[DIRECTION]
Work out how many lines have "класс" in them. Give only that number.

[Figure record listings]

+++++

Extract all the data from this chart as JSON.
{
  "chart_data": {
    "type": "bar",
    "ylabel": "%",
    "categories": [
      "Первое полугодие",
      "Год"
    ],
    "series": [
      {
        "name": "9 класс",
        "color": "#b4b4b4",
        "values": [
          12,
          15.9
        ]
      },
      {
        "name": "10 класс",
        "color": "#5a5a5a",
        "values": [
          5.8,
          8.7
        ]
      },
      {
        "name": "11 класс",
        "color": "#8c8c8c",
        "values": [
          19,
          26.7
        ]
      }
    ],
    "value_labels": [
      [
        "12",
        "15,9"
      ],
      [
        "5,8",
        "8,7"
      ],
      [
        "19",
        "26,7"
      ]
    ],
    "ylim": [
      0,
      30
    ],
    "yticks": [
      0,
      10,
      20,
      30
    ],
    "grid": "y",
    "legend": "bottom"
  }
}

+++++

[ANSWER IN FULL]
3